● Short task:
Pull out every line in the data that has the string "message" in it.

(Extracted data entries)
************

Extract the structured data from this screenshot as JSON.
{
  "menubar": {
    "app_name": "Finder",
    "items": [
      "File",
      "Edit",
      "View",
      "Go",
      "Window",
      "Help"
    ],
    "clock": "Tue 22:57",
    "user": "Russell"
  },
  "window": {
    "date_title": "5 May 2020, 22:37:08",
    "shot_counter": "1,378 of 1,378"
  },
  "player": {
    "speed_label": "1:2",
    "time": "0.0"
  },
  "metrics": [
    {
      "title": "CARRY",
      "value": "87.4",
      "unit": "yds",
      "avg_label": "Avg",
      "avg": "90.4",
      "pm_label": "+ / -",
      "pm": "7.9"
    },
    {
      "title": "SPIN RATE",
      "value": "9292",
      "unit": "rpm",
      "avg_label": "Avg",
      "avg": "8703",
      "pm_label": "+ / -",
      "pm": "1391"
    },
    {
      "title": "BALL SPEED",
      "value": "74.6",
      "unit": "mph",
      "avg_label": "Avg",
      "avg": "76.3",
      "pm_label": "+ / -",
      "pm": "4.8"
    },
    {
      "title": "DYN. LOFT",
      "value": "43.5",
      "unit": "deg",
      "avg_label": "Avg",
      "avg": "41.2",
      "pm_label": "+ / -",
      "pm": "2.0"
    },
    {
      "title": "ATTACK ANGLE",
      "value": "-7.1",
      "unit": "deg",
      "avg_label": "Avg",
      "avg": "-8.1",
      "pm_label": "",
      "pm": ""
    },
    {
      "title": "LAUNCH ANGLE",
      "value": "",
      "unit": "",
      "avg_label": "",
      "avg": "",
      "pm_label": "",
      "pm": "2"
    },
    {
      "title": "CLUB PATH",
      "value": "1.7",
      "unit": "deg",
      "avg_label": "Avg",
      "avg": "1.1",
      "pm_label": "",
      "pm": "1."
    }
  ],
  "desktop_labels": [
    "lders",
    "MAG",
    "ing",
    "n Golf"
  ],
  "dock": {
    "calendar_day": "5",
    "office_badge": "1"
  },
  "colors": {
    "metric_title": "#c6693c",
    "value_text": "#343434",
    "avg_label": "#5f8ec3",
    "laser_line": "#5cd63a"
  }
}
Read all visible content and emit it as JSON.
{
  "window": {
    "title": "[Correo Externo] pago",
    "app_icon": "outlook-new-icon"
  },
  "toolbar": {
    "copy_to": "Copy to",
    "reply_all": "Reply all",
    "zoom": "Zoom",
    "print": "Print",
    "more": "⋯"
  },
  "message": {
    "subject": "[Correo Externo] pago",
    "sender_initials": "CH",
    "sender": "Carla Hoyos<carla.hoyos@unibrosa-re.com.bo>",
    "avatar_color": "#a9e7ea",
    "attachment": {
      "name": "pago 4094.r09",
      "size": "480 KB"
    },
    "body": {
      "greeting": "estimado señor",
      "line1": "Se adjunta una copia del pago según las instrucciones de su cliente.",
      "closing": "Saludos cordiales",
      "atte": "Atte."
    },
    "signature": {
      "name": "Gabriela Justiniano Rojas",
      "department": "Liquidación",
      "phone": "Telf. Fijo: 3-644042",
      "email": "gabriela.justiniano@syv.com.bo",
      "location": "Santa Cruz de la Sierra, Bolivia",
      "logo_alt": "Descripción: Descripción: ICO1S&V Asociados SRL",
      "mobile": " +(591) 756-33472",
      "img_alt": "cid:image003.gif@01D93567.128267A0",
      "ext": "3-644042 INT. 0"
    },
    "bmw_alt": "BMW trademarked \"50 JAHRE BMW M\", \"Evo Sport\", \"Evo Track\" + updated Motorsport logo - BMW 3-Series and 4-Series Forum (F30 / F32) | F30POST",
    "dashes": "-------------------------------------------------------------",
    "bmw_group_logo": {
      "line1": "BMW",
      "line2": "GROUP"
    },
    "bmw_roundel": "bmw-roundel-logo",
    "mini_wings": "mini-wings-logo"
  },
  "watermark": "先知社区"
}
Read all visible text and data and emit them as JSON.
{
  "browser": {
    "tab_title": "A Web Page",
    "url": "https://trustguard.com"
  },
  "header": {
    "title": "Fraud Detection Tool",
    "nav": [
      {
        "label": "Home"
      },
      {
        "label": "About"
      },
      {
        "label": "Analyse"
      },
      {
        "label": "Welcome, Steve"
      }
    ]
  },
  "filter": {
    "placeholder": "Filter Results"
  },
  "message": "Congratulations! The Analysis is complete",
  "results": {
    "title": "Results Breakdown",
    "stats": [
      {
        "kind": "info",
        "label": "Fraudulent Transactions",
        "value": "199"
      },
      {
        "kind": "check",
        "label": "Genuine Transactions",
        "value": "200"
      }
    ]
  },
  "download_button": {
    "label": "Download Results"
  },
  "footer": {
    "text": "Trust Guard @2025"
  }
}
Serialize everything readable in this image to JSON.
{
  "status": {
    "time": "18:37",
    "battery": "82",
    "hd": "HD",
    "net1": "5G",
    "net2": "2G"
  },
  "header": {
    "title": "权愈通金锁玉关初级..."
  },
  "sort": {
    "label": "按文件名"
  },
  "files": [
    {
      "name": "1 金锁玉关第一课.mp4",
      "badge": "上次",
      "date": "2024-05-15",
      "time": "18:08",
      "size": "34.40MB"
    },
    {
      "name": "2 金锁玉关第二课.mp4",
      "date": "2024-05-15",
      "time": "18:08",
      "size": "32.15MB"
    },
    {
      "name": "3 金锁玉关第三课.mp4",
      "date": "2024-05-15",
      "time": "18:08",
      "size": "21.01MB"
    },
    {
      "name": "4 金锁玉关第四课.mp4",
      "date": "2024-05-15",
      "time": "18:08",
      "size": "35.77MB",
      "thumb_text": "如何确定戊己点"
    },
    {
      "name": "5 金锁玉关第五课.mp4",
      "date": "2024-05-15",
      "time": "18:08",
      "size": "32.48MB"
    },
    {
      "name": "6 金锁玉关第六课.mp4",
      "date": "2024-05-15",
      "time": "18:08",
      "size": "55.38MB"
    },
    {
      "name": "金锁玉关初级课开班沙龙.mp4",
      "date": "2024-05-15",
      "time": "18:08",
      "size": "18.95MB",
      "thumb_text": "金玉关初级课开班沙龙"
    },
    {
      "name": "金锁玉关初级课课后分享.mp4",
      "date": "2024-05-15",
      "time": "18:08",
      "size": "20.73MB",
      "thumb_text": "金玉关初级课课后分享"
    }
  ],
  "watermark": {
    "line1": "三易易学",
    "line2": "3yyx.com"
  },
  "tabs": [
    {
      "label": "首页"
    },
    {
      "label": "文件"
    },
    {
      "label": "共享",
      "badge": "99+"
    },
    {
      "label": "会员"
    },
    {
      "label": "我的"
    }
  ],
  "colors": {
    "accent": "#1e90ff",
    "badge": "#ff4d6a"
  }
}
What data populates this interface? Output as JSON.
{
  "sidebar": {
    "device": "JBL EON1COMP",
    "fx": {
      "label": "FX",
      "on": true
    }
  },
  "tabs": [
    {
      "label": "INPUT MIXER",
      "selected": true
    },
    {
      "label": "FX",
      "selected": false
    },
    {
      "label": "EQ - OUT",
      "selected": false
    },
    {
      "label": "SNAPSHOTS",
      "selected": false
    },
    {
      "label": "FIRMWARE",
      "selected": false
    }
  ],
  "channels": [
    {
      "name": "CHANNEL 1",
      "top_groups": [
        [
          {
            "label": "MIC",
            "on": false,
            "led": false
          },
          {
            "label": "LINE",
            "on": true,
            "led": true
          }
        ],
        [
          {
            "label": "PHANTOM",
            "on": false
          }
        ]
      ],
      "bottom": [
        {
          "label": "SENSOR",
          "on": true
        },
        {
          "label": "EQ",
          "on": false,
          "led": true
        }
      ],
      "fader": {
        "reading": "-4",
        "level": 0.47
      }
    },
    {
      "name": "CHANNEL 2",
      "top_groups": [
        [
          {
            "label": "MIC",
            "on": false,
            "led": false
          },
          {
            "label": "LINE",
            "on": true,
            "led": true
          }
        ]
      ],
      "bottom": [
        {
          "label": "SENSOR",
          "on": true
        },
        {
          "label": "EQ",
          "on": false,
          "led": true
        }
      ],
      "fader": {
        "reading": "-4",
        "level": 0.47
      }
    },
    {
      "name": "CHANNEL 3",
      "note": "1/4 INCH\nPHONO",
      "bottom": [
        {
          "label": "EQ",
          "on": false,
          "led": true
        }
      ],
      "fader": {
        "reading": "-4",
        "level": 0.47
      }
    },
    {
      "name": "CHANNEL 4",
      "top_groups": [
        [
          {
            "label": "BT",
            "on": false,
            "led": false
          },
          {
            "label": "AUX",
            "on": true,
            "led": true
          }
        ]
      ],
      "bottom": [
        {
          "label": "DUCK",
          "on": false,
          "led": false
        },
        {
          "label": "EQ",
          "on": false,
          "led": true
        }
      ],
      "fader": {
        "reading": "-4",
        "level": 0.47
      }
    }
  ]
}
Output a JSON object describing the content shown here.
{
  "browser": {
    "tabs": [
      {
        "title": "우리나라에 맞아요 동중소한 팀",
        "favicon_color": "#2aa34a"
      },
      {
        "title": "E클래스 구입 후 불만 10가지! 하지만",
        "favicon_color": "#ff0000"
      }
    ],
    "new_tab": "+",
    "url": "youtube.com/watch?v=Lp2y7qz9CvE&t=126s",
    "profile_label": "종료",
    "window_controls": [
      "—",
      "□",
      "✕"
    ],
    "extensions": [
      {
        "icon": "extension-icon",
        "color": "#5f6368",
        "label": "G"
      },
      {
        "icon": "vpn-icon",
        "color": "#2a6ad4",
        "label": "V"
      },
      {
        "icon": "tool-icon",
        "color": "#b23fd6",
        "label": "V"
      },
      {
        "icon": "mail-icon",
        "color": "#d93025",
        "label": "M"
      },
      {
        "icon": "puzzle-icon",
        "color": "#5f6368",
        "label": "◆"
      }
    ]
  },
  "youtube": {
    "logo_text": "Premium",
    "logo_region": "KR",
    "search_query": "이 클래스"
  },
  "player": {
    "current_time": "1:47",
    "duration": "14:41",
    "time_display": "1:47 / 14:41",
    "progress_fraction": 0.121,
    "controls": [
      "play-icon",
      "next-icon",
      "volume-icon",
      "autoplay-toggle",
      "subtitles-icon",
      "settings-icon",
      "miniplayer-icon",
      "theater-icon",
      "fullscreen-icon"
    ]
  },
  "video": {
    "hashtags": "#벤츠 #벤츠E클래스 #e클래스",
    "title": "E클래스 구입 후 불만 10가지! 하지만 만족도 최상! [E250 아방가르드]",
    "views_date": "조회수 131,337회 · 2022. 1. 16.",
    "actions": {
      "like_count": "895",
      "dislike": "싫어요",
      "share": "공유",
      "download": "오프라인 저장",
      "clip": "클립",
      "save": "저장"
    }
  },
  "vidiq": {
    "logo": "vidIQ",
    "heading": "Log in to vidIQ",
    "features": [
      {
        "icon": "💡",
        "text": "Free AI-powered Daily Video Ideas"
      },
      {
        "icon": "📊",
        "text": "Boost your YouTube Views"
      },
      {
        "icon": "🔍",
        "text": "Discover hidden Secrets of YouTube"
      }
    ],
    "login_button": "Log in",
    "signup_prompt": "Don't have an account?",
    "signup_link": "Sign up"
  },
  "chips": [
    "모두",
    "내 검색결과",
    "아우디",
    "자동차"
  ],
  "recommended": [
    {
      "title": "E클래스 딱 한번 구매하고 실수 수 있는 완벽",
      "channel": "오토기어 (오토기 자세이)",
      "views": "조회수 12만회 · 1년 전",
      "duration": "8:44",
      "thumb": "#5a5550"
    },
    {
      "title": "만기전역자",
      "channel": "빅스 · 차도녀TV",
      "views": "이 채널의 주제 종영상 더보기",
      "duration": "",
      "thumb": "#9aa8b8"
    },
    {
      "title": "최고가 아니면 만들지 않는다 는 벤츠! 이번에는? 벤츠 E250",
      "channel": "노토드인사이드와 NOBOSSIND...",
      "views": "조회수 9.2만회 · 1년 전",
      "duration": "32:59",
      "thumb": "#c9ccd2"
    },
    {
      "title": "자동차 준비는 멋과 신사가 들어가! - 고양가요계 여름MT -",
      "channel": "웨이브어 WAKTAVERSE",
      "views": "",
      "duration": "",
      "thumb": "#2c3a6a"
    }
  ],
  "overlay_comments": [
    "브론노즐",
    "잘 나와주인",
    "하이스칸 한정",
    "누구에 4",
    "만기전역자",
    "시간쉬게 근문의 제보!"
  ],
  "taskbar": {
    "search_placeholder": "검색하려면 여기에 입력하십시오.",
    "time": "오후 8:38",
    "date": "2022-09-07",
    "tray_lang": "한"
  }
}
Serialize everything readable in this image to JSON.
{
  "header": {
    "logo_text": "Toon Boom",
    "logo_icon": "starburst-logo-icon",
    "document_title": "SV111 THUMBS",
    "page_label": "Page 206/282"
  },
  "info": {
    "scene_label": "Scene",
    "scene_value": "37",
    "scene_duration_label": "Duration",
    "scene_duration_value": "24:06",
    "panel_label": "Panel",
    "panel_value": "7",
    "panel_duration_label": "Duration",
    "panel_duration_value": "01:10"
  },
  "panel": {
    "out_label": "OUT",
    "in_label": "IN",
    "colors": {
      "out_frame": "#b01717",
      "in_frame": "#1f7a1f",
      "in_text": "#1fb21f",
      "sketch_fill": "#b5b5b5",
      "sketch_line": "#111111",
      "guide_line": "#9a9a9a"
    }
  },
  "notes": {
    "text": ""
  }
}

************

● Full solution:
  "message": {
  "message": "Congratulations! The Analysis is complete",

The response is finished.